■ **Passage**:
Tom Lane wrote:
> I wrote:
> > Well, that needs rethinking.  The unfreeze has to be a non-transactional
> > update (if our transaction rolls back, the unfreeze still has to
> > "stick", because we may have put dead tuples into the rel).
> Actually, this seems even messier than I thought.  Consider a
> transaction that does something transactional to a table's schema,
> thereby generating a new pg_class row (but not touching any data within
> the table), and then alters the table contents, requiring an unfreeze.
> An update to the apparently-current pg_class tuple is not good because
> that tuple might be rolled back.  An update to the last committed
> version doesn't work either.

Well, if a transaction modifies a table in some way, even without
changing the data, should generate an unfreeze event, because it will
need to lock the table; for example AlterTable locks the affected
relation with AccessExclusiveLock.  It's important for the
non-transactional change to the pg_class tuple be the very first in the
transaction, because otherwise the change could be lost; but other than
this, I don't think there's any problem.

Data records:
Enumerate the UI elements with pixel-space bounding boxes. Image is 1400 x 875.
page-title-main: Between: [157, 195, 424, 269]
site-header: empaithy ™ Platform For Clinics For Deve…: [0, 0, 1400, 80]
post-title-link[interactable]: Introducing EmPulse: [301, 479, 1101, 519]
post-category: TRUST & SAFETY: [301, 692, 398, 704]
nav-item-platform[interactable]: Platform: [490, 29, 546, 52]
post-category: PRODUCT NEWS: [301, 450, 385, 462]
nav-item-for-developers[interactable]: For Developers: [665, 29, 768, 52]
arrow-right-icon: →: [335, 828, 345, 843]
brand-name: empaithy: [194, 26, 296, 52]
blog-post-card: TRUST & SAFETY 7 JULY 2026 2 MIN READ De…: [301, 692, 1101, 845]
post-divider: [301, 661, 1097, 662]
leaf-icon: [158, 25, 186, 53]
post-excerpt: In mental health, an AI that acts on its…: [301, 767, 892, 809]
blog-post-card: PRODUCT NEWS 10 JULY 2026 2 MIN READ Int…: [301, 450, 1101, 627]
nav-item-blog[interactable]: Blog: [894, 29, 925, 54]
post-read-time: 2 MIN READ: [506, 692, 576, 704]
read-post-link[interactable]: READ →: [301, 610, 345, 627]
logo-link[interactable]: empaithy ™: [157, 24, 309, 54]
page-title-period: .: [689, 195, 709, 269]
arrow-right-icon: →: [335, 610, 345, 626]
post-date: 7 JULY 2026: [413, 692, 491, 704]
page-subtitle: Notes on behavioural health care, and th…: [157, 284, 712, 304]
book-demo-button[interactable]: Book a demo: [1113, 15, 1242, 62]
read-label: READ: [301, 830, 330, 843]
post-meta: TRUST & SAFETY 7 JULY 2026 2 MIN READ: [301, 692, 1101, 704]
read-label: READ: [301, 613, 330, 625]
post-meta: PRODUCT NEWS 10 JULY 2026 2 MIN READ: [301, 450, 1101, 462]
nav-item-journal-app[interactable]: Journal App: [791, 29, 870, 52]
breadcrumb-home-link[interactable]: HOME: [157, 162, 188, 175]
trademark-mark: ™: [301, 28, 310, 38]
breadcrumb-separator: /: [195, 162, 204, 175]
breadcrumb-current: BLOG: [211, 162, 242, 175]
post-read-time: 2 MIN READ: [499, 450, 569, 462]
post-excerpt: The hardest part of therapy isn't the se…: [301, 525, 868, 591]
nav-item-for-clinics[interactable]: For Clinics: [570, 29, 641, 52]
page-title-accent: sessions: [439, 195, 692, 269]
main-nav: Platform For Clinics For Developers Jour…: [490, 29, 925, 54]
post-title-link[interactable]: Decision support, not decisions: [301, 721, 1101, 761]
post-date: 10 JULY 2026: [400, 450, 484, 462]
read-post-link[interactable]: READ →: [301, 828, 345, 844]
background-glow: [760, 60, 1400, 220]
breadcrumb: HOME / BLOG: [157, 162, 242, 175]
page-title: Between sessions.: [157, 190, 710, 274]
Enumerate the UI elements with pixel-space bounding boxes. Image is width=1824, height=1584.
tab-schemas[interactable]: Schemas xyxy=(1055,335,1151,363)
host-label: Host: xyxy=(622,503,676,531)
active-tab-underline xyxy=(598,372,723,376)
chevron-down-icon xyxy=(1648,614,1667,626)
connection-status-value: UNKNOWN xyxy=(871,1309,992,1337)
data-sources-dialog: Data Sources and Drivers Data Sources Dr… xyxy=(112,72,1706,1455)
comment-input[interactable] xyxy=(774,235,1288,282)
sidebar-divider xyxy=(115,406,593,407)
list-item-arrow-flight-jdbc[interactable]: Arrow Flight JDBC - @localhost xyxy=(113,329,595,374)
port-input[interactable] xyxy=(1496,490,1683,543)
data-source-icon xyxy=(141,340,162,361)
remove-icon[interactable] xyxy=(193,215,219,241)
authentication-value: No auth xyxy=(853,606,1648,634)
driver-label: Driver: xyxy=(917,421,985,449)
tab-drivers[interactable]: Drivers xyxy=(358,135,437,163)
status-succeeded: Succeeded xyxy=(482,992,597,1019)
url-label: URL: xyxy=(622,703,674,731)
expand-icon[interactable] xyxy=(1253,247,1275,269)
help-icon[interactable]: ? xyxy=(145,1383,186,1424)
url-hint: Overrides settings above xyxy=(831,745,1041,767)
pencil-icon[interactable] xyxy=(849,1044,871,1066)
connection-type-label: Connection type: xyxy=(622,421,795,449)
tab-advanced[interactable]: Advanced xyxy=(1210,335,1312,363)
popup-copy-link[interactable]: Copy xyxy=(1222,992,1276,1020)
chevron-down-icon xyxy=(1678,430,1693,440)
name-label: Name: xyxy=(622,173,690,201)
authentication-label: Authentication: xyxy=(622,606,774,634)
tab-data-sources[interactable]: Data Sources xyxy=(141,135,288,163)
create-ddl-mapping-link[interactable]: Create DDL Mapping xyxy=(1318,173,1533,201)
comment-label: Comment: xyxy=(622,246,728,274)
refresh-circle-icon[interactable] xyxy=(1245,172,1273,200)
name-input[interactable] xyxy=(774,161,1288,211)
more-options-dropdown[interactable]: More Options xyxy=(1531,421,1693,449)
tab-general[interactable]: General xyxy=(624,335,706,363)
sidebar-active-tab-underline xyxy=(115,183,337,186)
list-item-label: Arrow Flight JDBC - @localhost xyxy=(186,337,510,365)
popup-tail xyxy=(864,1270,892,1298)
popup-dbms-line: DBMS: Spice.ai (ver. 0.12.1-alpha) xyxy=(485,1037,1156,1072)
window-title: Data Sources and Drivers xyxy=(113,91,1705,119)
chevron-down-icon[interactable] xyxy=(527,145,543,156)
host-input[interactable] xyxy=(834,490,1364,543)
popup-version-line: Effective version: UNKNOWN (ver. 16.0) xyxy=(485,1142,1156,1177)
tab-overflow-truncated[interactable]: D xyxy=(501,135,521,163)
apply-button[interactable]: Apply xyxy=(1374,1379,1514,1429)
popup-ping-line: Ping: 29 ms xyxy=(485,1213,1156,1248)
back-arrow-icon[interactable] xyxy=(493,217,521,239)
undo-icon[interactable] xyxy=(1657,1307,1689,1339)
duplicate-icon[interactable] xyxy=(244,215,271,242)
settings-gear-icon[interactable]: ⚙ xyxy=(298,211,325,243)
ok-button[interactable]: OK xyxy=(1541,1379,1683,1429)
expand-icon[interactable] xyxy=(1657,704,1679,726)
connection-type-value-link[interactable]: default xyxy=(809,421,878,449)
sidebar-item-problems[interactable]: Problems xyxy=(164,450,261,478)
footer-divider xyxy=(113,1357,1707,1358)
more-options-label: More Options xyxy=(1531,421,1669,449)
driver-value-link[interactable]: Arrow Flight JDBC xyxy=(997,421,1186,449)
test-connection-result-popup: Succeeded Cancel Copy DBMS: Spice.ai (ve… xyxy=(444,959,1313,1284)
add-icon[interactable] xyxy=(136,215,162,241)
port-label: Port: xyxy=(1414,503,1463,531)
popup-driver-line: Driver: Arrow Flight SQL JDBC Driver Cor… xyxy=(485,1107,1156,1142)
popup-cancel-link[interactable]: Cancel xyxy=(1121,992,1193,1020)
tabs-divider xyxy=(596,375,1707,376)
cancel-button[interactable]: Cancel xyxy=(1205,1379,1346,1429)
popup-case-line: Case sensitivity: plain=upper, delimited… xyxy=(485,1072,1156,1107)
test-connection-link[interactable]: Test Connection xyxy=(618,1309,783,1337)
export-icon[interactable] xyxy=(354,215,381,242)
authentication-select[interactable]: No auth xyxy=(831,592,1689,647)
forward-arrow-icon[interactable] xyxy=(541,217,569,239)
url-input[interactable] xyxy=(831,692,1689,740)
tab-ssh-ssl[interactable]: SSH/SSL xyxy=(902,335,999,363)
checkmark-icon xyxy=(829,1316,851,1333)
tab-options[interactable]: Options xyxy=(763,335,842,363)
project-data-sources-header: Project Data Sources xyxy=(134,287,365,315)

■ **Prompt 1**: Why must the unfreeze be a non-transactional update, according to the unfreeze discussion? Answer in one to three sentences.
■ **Prompt 2**: Carry the unfreeze discussion forward from its final sentence.
The records have no connection to the unfreeze discussion.

■ **Answer section 1**: The unfreeze has to stick even if the transaction rolls back. By then, dead tuples may already have been put into the rel.

■ **Answer section 2**:
Not that I had actually considered this problem, to be frank; but it
seems a nice side effect of how the unfreezing works.

> This seems real close to the recent discussions about how to put
> sequence data into a single one-row-per-sequence system catalog,
> specifically about how there were some parts of the sequence catalog
> data that should be transactional and some that should not be.
> I'm wondering if we need a second pg_class-derived catalog that carries
> just the nontransactional columns.

I hope we don't need to do this because ISTM it will be a very big change.

Alvaro Herrera                      
The PostgreSQL Company - Command Prompt, Inc.